### Prompt:
Type out every line below exactly as it reads.

(Figure collection entries)
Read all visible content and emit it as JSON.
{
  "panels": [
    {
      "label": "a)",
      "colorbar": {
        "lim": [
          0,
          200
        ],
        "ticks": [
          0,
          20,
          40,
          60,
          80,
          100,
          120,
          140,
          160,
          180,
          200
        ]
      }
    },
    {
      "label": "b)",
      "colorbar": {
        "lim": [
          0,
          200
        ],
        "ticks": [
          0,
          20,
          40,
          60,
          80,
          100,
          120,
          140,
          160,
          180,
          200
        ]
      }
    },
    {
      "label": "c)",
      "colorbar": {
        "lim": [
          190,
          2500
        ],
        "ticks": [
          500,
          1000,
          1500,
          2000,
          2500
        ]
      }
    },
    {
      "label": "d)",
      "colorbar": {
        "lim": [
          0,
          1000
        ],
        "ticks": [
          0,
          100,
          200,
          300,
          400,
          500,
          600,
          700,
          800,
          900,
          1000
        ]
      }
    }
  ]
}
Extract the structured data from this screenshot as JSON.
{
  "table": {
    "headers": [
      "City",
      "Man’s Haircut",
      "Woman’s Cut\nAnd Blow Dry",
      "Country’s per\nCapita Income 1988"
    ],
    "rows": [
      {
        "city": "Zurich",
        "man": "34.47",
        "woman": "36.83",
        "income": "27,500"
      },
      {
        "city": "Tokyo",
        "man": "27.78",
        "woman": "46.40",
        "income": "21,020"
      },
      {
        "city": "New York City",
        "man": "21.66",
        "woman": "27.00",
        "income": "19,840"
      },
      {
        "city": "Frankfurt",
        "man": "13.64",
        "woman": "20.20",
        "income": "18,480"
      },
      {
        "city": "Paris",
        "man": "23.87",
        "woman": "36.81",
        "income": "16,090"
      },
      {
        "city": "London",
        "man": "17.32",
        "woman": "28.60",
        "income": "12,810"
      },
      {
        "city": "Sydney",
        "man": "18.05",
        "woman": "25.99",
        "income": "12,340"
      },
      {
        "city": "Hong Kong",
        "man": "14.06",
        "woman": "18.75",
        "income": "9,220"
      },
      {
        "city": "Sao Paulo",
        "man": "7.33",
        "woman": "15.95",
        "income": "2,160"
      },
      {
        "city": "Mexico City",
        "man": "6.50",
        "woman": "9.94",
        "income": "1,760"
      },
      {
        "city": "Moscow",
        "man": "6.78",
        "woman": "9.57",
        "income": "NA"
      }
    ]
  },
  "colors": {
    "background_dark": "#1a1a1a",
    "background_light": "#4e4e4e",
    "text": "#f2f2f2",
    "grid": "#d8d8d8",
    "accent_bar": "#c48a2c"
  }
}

### Solution to the problem:
Read all visible content and emit it as JSON.
{
  "panels": [
    {
      "label": "a)",
      "colorbar": {
        "lim": [
          0,
          200
        ],
        "ticks": [
          0,
          20,
          40,
          60,
          80,
          100,
          120,
          140,
          160,
          180,
          200
        ]
      }
    },
    {
      "label": "b)",
      "colorbar": {
        "lim": [
          0,
          200
        ],
        "ticks": [
          0,
          20,
          40,
          60,
          80,
          100,
          120,
          140,
          160,
          180,
          200
        ]
      }
    },
    {
      "label": "c)",
      "colorbar": {
        "lim": [
          190,
          2500
        ],
        "ticks": [
          500,
          1000,
          1500,
          2000,
          2500
        ]
      }
    },
    {
      "label": "d)",
      "colorbar": {
        "lim": [
          0,
          1000
        ],
        "ticks": [
          0,
          100,
          200,
          300,
          400,
          500,
          600,
          700,
          800,
          900,
          1000
        ]
      }
    }
  ]
}
Extract the structured data from this screenshot as JSON.
{
  "table": {
    "headers": [
      "City",
      "Man’s Haircut",
      "Woman’s Cut\nAnd Blow Dry",
      "Country’s per\nCapita Income 1988"
    ],
    "rows": [
      {
        "city": "Zurich",
        "man": "34.47",
        "woman": "36.83",
        "income": "27,500"
      },
      {
        "city": "Tokyo",
        "man": "27.78",
        "woman": "46.40",
        "income": "21,020"
      },
      {
        "city": "New York City",
        "man": "21.66",
        "woman": "27.00",
        "income": "19,840"
      },
      {
        "city": "Frankfurt",
        "man": "13.64",
        "woman": "20.20",
        "income": "18,480"
      },
      {
        "city": "Paris",
        "man": "23.87",
        "woman": "36.81",
        "income": "16,090"
      },
      {
        "city": "London",
        "man": "17.32",
        "woman": "28.60",
        "income": "12,810"
      },
      {
        "city": "Sydney",
        "man": "18.05",
        "woman": "25.99",
        "income": "12,340"
      },
      {
        "city": "Hong Kong",
        "man": "14.06",
        "woman": "18.75",
        "income": "9,220"
      },
      {
        "city": "Sao Paulo",
        "man": "7.33",
        "woman": "15.95",
        "income": "2,160"
      },
      {
        "city": "Mexico City",
        "man": "6.50",
        "woman": "9.94",
        "income": "1,760"
      },
      {
        "city": "Moscow",
        "man": "6.78",
        "woman": "9.57",
        "income": "NA"
      }
    ]
  },
  "colors": {
    "background_dark": "#1a1a1a",
    "background_light": "#4e4e4e",
    "text": "#f2f2f2",
    "grid": "#d8d8d8",
    "accent_bar": "#c48a2c"
  }
}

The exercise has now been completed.